REQUIREMENTS:
Omit the pictures, please, and give each record below again exactly.

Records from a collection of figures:
--------------------------------------------------
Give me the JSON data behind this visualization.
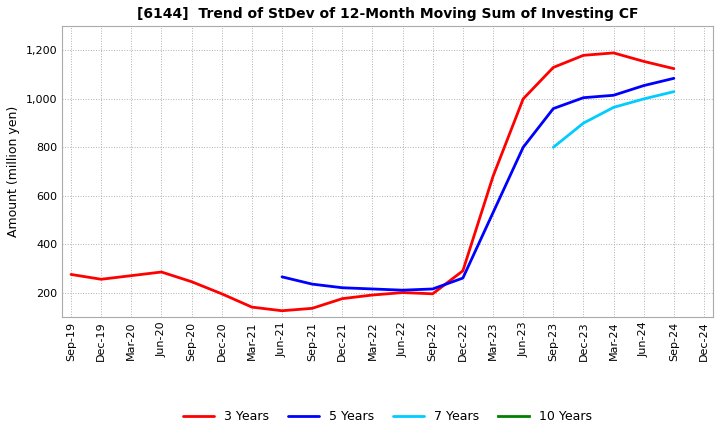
{
  "title": "[6144]  Trend of StDev of 12-Month Moving Sum of Investing CF",
  "ylabel": "Amount (million yen)",
  "background_color": "#ffffff",
  "grid_color": "#b0b0b0",
  "ylim": [
    100,
    1300
  ],
  "yticks": [
    200,
    400,
    600,
    800,
    1000,
    1200
  ],
  "ytick_labels": [
    "200",
    "400",
    "600",
    "800",
    "1,000",
    "1,200"
  ],
  "x_labels": [
    "Sep-19",
    "Dec-19",
    "Mar-20",
    "Jun-20",
    "Sep-20",
    "Dec-20",
    "Mar-21",
    "Jun-21",
    "Sep-21",
    "Dec-21",
    "Mar-22",
    "Jun-22",
    "Sep-22",
    "Dec-22",
    "Mar-23",
    "Jun-23",
    "Sep-23",
    "Dec-23",
    "Mar-24",
    "Jun-24",
    "Sep-24",
    "Dec-24"
  ],
  "series": [
    {
      "label": "3 Years",
      "color": "#ff0000",
      "linewidth": 2.0,
      "data_x": [
        0,
        1,
        2,
        3,
        4,
        5,
        6,
        7,
        8,
        9,
        10,
        11,
        12,
        13,
        14,
        15,
        16,
        17,
        18,
        19,
        20
      ],
      "data_y": [
        275,
        255,
        270,
        285,
        245,
        195,
        140,
        125,
        135,
        175,
        190,
        200,
        195,
        290,
        680,
        1000,
        1130,
        1180,
        1190,
        1155,
        1125
      ]
    },
    {
      "label": "5 Years",
      "color": "#0000ff",
      "linewidth": 2.0,
      "data_x": [
        7,
        8,
        9,
        10,
        11,
        12,
        13,
        14,
        15,
        16,
        17,
        18,
        19,
        20
      ],
      "data_y": [
        265,
        235,
        220,
        215,
        210,
        215,
        260,
        530,
        800,
        960,
        1005,
        1015,
        1055,
        1085
      ]
    },
    {
      "label": "7 Years",
      "color": "#00ccff",
      "linewidth": 2.0,
      "data_x": [
        16,
        17,
        18,
        19,
        20
      ],
      "data_y": [
        800,
        900,
        965,
        1000,
        1030
      ]
    },
    {
      "label": "10 Years",
      "color": "#008000",
      "linewidth": 2.0,
      "data_x": [],
      "data_y": []
    }
  ]
}
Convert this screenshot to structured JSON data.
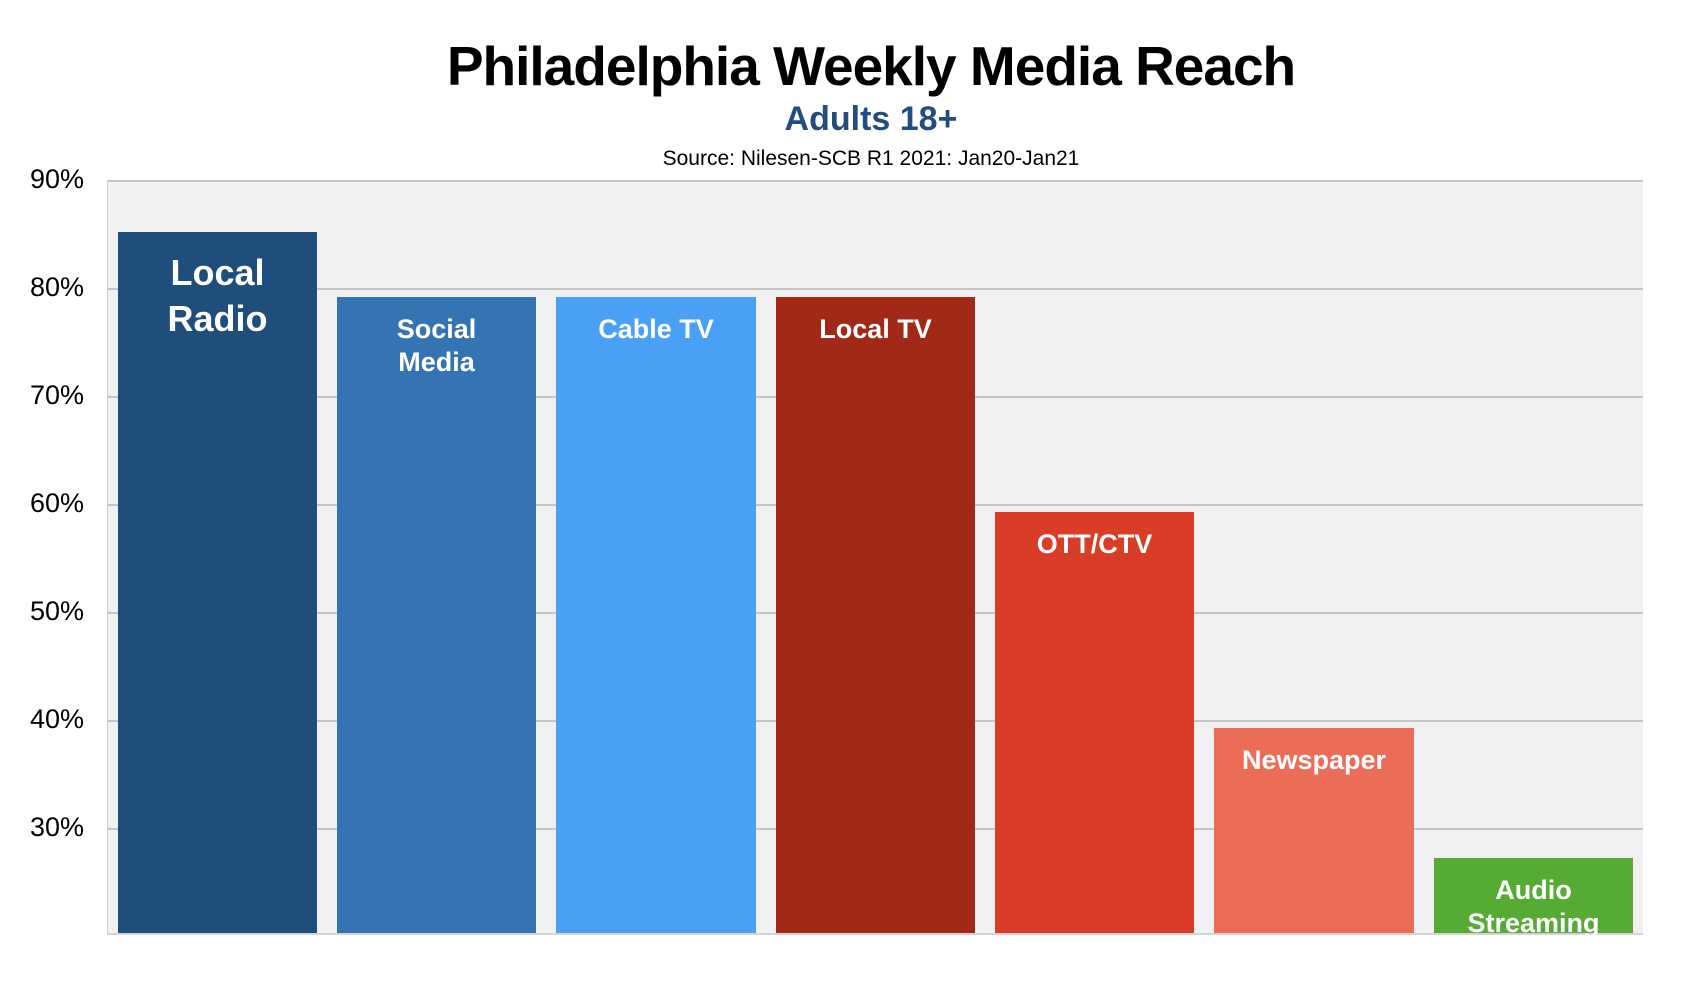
{
  "header": {
    "title": "Philadelphia Weekly Media Reach",
    "subtitle": "Adults 18+",
    "source": "Source: Nilesen-SCB R1 2021: Jan20-Jan21"
  },
  "y_axis": {
    "ticks": [
      "90%",
      "80%",
      "70%",
      "60%",
      "50%",
      "40%",
      "30%"
    ]
  },
  "bars": [
    {
      "label": "Local\nRadio",
      "value": 85,
      "color": "#1f4e7b"
    },
    {
      "label": "Social\nMedia",
      "value": 79,
      "color": "#3474b3"
    },
    {
      "label": "Cable TV",
      "value": 79,
      "color": "#4aa0f5"
    },
    {
      "label": "Local TV",
      "value": 79,
      "color": "#a22918"
    },
    {
      "label": "OTT/CTV",
      "value": 59,
      "color": "#d93d27"
    },
    {
      "label": "Newspaper",
      "value": 39,
      "color": "#eb6d57"
    },
    {
      "label": "Audio\nStreaming",
      "value": 27,
      "color": "#55ab34"
    }
  ],
  "chart_data": {
    "type": "bar",
    "title": "Philadelphia Weekly Media Reach",
    "subtitle": "Adults 18+",
    "source": "Source: Nilesen-SCB R1 2021: Jan20-Jan21",
    "categories": [
      "Local Radio",
      "Social Media",
      "Cable TV",
      "Local TV",
      "OTT/CTV",
      "Newspaper",
      "Audio Streaming"
    ],
    "values": [
      85,
      79,
      79,
      79,
      59,
      39,
      27
    ],
    "colors": [
      "#1f4e7b",
      "#3474b3",
      "#4aa0f5",
      "#a22918",
      "#d93d27",
      "#eb6d57",
      "#55ab34"
    ],
    "xlabel": "",
    "ylabel": "",
    "ylim": [
      20,
      90
    ],
    "yticks": [
      "30%",
      "40%",
      "50%",
      "60%",
      "70%",
      "80%",
      "90%"
    ],
    "grid": true,
    "legend": "none (labels inside bars)"
  }
}
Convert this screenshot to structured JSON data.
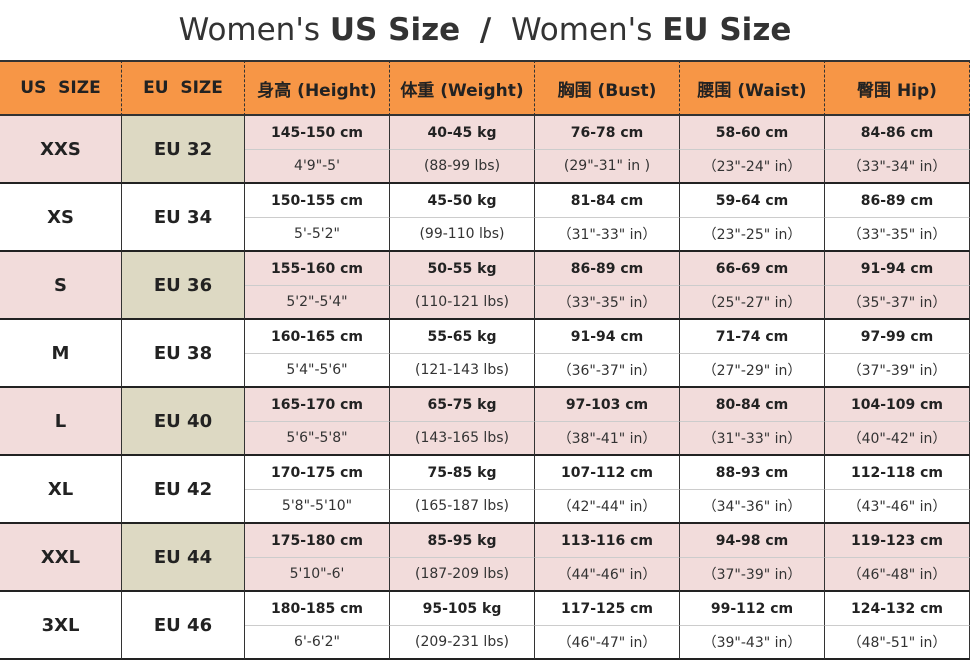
--------------------------------------------------
SOLUTION TO THE PROBLEM:
Give me the JSON data behind this visualization.
{
  "title": "[6144]  Trend of StDev of 12-Month Moving Sum of Investing CF",
  "ylabel": "Amount (million yen)",
  "background_color": "#ffffff",
  "grid_color": "#b0b0b0",
  "ylim": [
    100,
    1300
  ],
  "yticks": [
    200,
    400,
    600,
    800,
    1000,
    1200
  ],
  "ytick_labels": [
    "200",
    "400",
    "600",
    "800",
    "1,000",
    "1,200"
  ],
  "x_labels": [
    "Sep-19",
    "Dec-19",
    "Mar-20",
    "Jun-20",
    "Sep-20",
    "Dec-20",
    "Mar-21",
    "Jun-21",
    "Sep-21",
    "Dec-21",
    "Mar-22",
    "Jun-22",
    "Sep-22",
    "Dec-22",
    "Mar-23",
    "Jun-23",
    "Sep-23",
    "Dec-23",
    "Mar-24",
    "Jun-24",
    "Sep-24",
    "Dec-24"
  ],
  "series": [
    {
      "label": "3 Years",
      "color": "#ff0000",
      "linewidth": 2.0,
      "data_x": [
        0,
        1,
        2,
        3,
        4,
        5,
        6,
        7,
        8,
        9,
        10,
        11,
        12,
        13,
        14,
        15,
        16,
        17,
        18,
        19,
        20
      ],
      "data_y": [
        275,
        255,
        270,
        285,
        245,
        195,
        140,
        125,
        135,
        175,
        190,
        200,
        195,
        290,
        680,
        1000,
        1130,
        1180,
        1190,
        1155,
        1125
      ]
    },
    {
      "label": "5 Years",
      "color": "#0000ff",
      "linewidth": 2.0,
      "data_x": [
        7,
        8,
        9,
        10,
        11,
        12,
        13,
        14,
        15,
        16,
        17,
        18,
        19,
        20
      ],
      "data_y": [
        265,
        235,
        220,
        215,
        210,
        215,
        260,
        530,
        800,
        960,
        1005,
        1015,
        1055,
        1085
      ]
    },
    {
      "label": "7 Years",
      "color": "#00ccff",
      "linewidth": 2.0,
      "data_x": [
        16,
        17,
        18,
        19,
        20
      ],
      "data_y": [
        800,
        900,
        965,
        1000,
        1030
      ]
    },
    {
      "label": "10 Years",
      "color": "#008000",
      "linewidth": 2.0,
      "data_x": [],
      "data_y": []
    }
  ]
}
Convert this screenshot to structured JSON data.
{
  "header": {
    "title": "Philadelphia Weekly Media Reach",
    "subtitle": "Adults 18+",
    "source": "Source: Nilesen-SCB R1 2021: Jan20-Jan21"
  },
  "y_axis": {
    "ticks": [
      "90%",
      "80%",
      "70%",
      "60%",
      "50%",
      "40%",
      "30%"
    ]
  },
  "bars": [
    {
      "label": "Local\nRadio",
      "value": 85,
      "color": "#1f4e7b"
    },
    {
      "label": "Social\nMedia",
      "value": 79,
      "color": "#3474b3"
    },
    {
      "label": "Cable TV",
      "value": 79,
      "color": "#4aa0f5"
    },
    {
      "label": "Local TV",
      "value": 79,
      "color": "#a22918"
    },
    {
      "label": "OTT/CTV",
      "value": 59,
      "color": "#d93d27"
    },
    {
      "label": "Newspaper",
      "value": 39,
      "color": "#eb6d57"
    },
    {
      "label": "Audio\nStreaming",
      "value": 27,
      "color": "#55ab34"
    }
  ],
  "chart_data": {
    "type": "bar",
    "title": "Philadelphia Weekly Media Reach",
    "subtitle": "Adults 18+",
    "source": "Source: Nilesen-SCB R1 2021: Jan20-Jan21",
    "categories": [
      "Local Radio",
      "Social Media",
      "Cable TV",
      "Local TV",
      "OTT/CTV",
      "Newspaper",
      "Audio Streaming"
    ],
    "values": [
      85,
      79,
      79,
      79,
      59,
      39,
      27
    ],
    "colors": [
      "#1f4e7b",
      "#3474b3",
      "#4aa0f5",
      "#a22918",
      "#d93d27",
      "#eb6d57",
      "#55ab34"
    ],
    "xlabel": "",
    "ylabel": "",
    "ylim": [
      20,
      90
    ],
    "yticks": [
      "30%",
      "40%",
      "50%",
      "60%",
      "70%",
      "80%",
      "90%"
    ],
    "grid": true,
    "legend": "none (labels inside bars)"
  }
}
Convert this screenshot to structured JSON data.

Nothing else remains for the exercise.